### TASK GOAL
Edit the records from the line with "Point — [120, 352, 142, 367]" to the line with "Point — [104, 361, 127, 376]", replacing each "Point" with "Marker" and leaving everything else as it is.

(A run of records)
━━━━

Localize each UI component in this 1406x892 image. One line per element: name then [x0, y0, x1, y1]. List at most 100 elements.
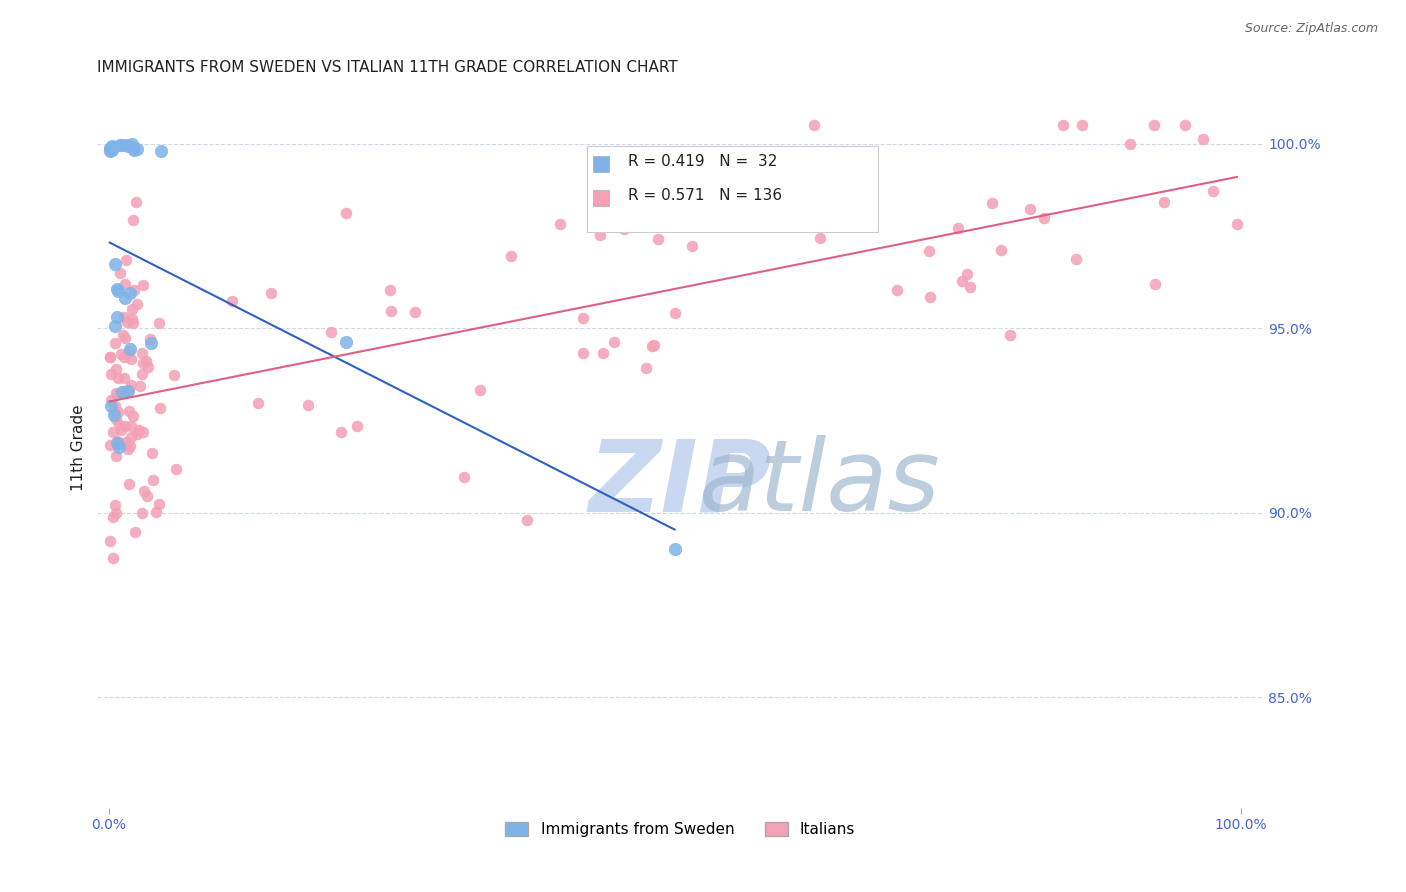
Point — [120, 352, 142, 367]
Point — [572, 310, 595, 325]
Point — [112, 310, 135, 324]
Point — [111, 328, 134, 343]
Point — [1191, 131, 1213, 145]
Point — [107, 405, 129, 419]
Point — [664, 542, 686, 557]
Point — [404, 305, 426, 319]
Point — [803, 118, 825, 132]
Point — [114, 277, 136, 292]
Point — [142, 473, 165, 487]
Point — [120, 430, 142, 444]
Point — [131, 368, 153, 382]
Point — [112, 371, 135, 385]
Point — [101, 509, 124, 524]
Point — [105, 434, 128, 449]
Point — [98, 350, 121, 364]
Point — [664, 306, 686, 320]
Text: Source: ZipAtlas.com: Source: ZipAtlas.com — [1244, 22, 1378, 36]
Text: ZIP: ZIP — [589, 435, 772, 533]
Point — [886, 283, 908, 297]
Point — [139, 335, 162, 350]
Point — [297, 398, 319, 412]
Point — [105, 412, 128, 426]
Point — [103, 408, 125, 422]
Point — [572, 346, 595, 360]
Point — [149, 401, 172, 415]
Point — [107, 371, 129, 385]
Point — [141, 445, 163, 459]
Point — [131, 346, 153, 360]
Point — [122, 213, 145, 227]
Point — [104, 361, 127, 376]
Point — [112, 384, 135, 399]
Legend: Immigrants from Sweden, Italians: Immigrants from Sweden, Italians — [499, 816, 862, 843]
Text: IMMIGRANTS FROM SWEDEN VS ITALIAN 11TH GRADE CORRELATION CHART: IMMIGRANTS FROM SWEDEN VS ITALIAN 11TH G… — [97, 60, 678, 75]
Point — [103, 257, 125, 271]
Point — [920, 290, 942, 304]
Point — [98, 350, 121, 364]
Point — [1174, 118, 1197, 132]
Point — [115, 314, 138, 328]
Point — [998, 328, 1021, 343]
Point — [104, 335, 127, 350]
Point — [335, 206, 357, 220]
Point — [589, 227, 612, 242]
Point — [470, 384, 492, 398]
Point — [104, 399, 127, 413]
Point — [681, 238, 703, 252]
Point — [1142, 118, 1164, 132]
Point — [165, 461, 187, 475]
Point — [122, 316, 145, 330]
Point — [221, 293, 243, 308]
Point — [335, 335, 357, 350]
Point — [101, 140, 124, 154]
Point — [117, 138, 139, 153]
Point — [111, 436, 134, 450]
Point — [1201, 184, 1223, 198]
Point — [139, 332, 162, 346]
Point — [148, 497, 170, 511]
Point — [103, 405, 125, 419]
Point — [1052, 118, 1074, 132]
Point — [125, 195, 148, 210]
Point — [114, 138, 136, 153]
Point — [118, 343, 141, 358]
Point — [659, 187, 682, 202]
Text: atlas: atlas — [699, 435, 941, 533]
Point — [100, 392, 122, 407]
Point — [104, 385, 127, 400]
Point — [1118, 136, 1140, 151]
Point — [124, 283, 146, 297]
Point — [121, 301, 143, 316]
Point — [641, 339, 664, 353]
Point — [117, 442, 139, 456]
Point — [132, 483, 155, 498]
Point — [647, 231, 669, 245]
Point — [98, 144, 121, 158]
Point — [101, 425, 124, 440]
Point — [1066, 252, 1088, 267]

━━━━

### SOLUTION FOR THIS PROBLEM
Marker — [120, 352, 142, 367]
Marker — [572, 310, 595, 325]
Marker — [112, 310, 135, 324]
Marker — [111, 328, 134, 343]
Marker — [1191, 131, 1213, 145]
Marker — [107, 405, 129, 419]
Marker — [664, 542, 686, 557]
Marker — [404, 305, 426, 319]
Marker — [803, 118, 825, 132]
Marker — [114, 277, 136, 292]
Marker — [142, 473, 165, 487]
Marker — [120, 430, 142, 444]
Marker — [131, 368, 153, 382]
Marker — [112, 371, 135, 385]
Marker — [101, 509, 124, 524]
Marker — [105, 434, 128, 449]
Marker — [98, 350, 121, 364]
Marker — [664, 306, 686, 320]
Text: Source: ZipAtlas.com: Source: ZipAtlas.com — [1244, 22, 1378, 36]
Text: ZIP: ZIP — [589, 435, 772, 533]
Marker — [886, 283, 908, 297]
Marker — [139, 335, 162, 350]
Marker — [297, 398, 319, 412]
Marker — [105, 412, 128, 426]
Marker — [103, 408, 125, 422]
Marker — [572, 346, 595, 360]
Marker — [149, 401, 172, 415]
Marker — [107, 371, 129, 385]
Marker — [141, 445, 163, 459]
Marker — [131, 346, 153, 360]
Marker — [122, 213, 145, 227]
Marker — [104, 361, 127, 376]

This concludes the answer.